**Instructions for the task:** Look for "Give me a plain-text" in the listing below, then copy exactly the line it appears in and all lines after it to the end, and nothing more.

**Record extracts:**

::::::

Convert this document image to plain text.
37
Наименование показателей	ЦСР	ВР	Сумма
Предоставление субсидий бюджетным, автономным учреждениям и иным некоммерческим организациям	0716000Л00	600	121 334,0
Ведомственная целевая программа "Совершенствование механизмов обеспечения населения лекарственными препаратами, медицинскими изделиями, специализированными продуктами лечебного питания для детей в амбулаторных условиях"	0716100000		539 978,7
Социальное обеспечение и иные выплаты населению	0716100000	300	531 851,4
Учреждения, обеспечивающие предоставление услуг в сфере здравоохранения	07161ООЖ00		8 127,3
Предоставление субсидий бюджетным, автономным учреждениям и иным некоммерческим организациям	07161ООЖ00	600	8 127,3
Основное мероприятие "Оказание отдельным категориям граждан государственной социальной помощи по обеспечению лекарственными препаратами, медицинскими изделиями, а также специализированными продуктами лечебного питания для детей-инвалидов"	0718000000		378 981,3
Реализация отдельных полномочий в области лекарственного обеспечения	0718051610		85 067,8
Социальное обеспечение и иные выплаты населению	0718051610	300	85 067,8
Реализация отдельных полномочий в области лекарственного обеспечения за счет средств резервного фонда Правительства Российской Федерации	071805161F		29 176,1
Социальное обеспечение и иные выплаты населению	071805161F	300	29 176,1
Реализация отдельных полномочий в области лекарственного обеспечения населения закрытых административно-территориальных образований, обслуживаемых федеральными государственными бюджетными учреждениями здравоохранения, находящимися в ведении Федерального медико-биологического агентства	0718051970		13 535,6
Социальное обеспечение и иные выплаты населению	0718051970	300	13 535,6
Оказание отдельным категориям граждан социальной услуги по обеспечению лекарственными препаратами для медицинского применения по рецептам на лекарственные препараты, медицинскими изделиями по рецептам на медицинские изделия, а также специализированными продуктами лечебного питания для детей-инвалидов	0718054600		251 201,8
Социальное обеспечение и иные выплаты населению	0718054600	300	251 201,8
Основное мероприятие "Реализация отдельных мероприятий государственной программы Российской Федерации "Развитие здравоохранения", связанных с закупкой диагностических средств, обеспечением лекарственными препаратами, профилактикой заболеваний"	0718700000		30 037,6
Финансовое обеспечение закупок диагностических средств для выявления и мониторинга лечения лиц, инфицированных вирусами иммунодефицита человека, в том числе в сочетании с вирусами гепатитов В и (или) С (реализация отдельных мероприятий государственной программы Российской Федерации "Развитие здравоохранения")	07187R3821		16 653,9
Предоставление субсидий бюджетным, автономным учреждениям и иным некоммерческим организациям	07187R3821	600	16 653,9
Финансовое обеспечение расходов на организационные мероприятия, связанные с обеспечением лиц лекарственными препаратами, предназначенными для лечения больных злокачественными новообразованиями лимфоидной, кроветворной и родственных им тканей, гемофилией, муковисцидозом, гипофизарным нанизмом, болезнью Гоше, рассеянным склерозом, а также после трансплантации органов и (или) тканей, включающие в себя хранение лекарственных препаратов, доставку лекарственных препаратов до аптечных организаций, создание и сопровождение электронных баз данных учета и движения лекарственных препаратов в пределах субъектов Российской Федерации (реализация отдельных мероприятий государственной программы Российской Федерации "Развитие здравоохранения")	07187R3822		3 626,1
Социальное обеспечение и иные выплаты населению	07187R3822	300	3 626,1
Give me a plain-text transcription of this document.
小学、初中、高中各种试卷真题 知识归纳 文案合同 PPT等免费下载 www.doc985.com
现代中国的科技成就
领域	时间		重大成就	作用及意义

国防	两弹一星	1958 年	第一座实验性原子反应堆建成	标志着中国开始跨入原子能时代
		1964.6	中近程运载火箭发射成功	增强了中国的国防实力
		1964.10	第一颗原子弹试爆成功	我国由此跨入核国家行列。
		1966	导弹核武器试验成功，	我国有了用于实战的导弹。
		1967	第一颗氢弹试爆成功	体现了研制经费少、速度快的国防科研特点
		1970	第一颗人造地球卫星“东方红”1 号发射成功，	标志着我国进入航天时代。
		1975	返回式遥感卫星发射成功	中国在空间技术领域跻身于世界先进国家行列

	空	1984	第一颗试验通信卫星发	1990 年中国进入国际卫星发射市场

::::::

**Written response:**
Give me a plain-text transcription of this document.
小学、初中、高中各种试卷真题 知识归纳 文案合同 PPT等免费下载 www.doc985.com
现代中国的科技成就
领域	时间		重大成就	作用及意义

国防	两弹一星	1958 年	第一座实验性原子反应堆建成	标志着中国开始跨入原子能时代
		1964.6	中近程运载火箭发射成功	增强了中国的国防实力
		1964.10	第一颗原子弹试爆成功	我国由此跨入核国家行列。
		1966	导弹核武器试验成功，	我国有了用于实战的导弹。
		1967	第一颗氢弹试爆成功	体现了研制经费少、速度快的国防科研特点
		1970	第一颗人造地球卫星“东方红”1 号发射成功，	标志着我国进入航天时代。
		1975	返回式遥感卫星发射成功	中国在空间技术领域跻身于世界先进国家行列

	空	1984	第一颗试验通信卫星发	1990 年中国进入国际卫星发射市场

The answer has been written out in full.